[Items from a data source]
"""
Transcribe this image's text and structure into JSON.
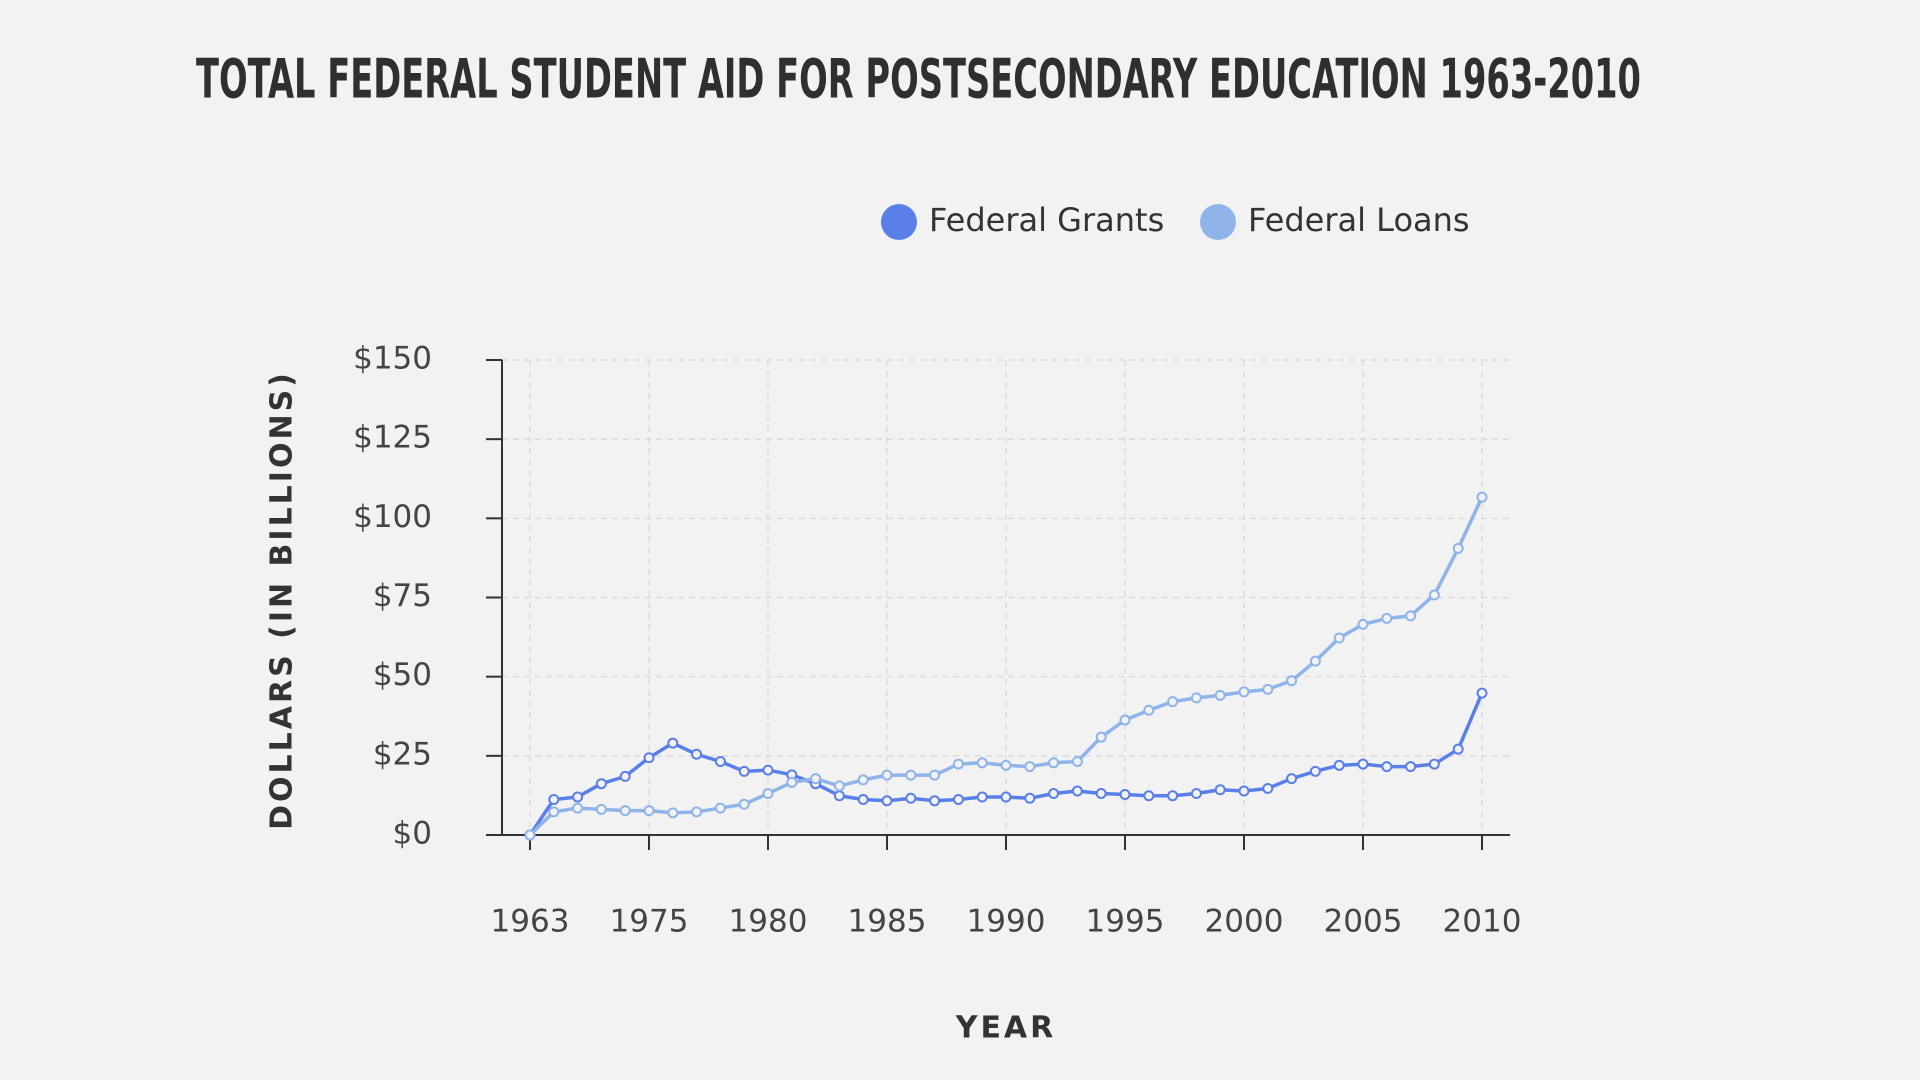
{
  "chart_data": {
    "type": "line",
    "title": "TOTAL FEDERAL STUDENT AID FOR POSTSECONDARY EDUCATION 1963-2010",
    "x_label": "YEAR",
    "y_label": "DOLLARS (IN BILLIONS)",
    "categories": [
      "1963",
      null,
      null,
      null,
      null,
      "1975",
      null,
      null,
      null,
      null,
      "1980",
      null,
      null,
      null,
      null,
      "1985",
      null,
      null,
      null,
      null,
      "1990",
      null,
      null,
      null,
      null,
      "1995",
      null,
      null,
      null,
      null,
      "2000",
      null,
      null,
      null,
      null,
      "2005",
      null,
      null,
      null,
      null,
      "2010"
    ],
    "series": [
      {
        "name": "Federal Grants",
        "color": "#5b7fe8",
        "values": [
          0,
          11.2,
          12,
          16.2,
          18.5,
          24.4,
          29,
          25.5,
          23.2,
          20.1,
          20.5,
          19,
          16.2,
          12.4,
          11.2,
          10.8,
          11.6,
          10.8,
          11.2,
          12,
          12,
          11.6,
          13.1,
          13.9,
          13.1,
          12.8,
          12.4,
          12.4,
          13.1,
          14.3,
          13.9,
          14.7,
          17.8,
          20.1,
          22,
          22.4,
          21.6,
          21.6,
          22.4,
          27.1,
          44.8
        ]
      },
      {
        "name": "Federal Loans",
        "color": "#8fb4ea",
        "values": [
          0,
          7.3,
          8.5,
          8.1,
          7.7,
          7.7,
          7,
          7.3,
          8.5,
          9.7,
          13.1,
          16.6,
          17.8,
          15.5,
          17.4,
          18.9,
          18.9,
          18.9,
          22.4,
          22.8,
          22,
          21.6,
          22.8,
          23.2,
          30.9,
          36.3,
          39.4,
          42.1,
          43.3,
          44.1,
          45.2,
          46,
          48.7,
          54.9,
          62.2,
          66.5,
          68.4,
          69.2,
          75.8,
          90.5,
          106.7
        ]
      }
    ],
    "ylim": [
      0,
      150
    ],
    "yticks": [
      {
        "value": 0,
        "label": "$0"
      },
      {
        "value": 25,
        "label": "$25"
      },
      {
        "value": 50,
        "label": "$50"
      },
      {
        "value": 75,
        "label": "$75"
      },
      {
        "value": 100,
        "label": "$100"
      },
      {
        "value": 125,
        "label": "$125"
      },
      {
        "value": 150,
        "label": "$150"
      }
    ],
    "grid": true
  }
}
"""
# What needs to be done
Exclude the images, then output the data above word for word.

# Exercise answer
Transcribe this image's text and structure into JSON.
{
  "chart_data": {
    "type": "line",
    "title": "TOTAL FEDERAL STUDENT AID FOR POSTSECONDARY EDUCATION 1963-2010",
    "x_label": "YEAR",
    "y_label": "DOLLARS (IN BILLIONS)",
    "categories": [
      "1963",
      null,
      null,
      null,
      null,
      "1975",
      null,
      null,
      null,
      null,
      "1980",
      null,
      null,
      null,
      null,
      "1985",
      null,
      null,
      null,
      null,
      "1990",
      null,
      null,
      null,
      null,
      "1995",
      null,
      null,
      null,
      null,
      "2000",
      null,
      null,
      null,
      null,
      "2005",
      null,
      null,
      null,
      null,
      "2010"
    ],
    "series": [
      {
        "name": "Federal Grants",
        "color": "#5b7fe8",
        "values": [
          0,
          11.2,
          12,
          16.2,
          18.5,
          24.4,
          29,
          25.5,
          23.2,
          20.1,
          20.5,
          19,
          16.2,
          12.4,
          11.2,
          10.8,
          11.6,
          10.8,
          11.2,
          12,
          12,
          11.6,
          13.1,
          13.9,
          13.1,
          12.8,
          12.4,
          12.4,
          13.1,
          14.3,
          13.9,
          14.7,
          17.8,
          20.1,
          22,
          22.4,
          21.6,
          21.6,
          22.4,
          27.1,
          44.8
        ]
      },
      {
        "name": "Federal Loans",
        "color": "#8fb4ea",
        "values": [
          0,
          7.3,
          8.5,
          8.1,
          7.7,
          7.7,
          7,
          7.3,
          8.5,
          9.7,
          13.1,
          16.6,
          17.8,
          15.5,
          17.4,
          18.9,
          18.9,
          18.9,
          22.4,
          22.8,
          22,
          21.6,
          22.8,
          23.2,
          30.9,
          36.3,
          39.4,
          42.1,
          43.3,
          44.1,
          45.2,
          46,
          48.7,
          54.9,
          62.2,
          66.5,
          68.4,
          69.2,
          75.8,
          90.5,
          106.7
        ]
      }
    ],
    "ylim": [
      0,
      150
    ],
    "yticks": [
      {
        "value": 0,
        "label": "$0"
      },
      {
        "value": 25,
        "label": "$25"
      },
      {
        "value": 50,
        "label": "$50"
      },
      {
        "value": 75,
        "label": "$75"
      },
      {
        "value": 100,
        "label": "$100"
      },
      {
        "value": 125,
        "label": "$125"
      },
      {
        "value": 150,
        "label": "$150"
      }
    ],
    "grid": true
  }
}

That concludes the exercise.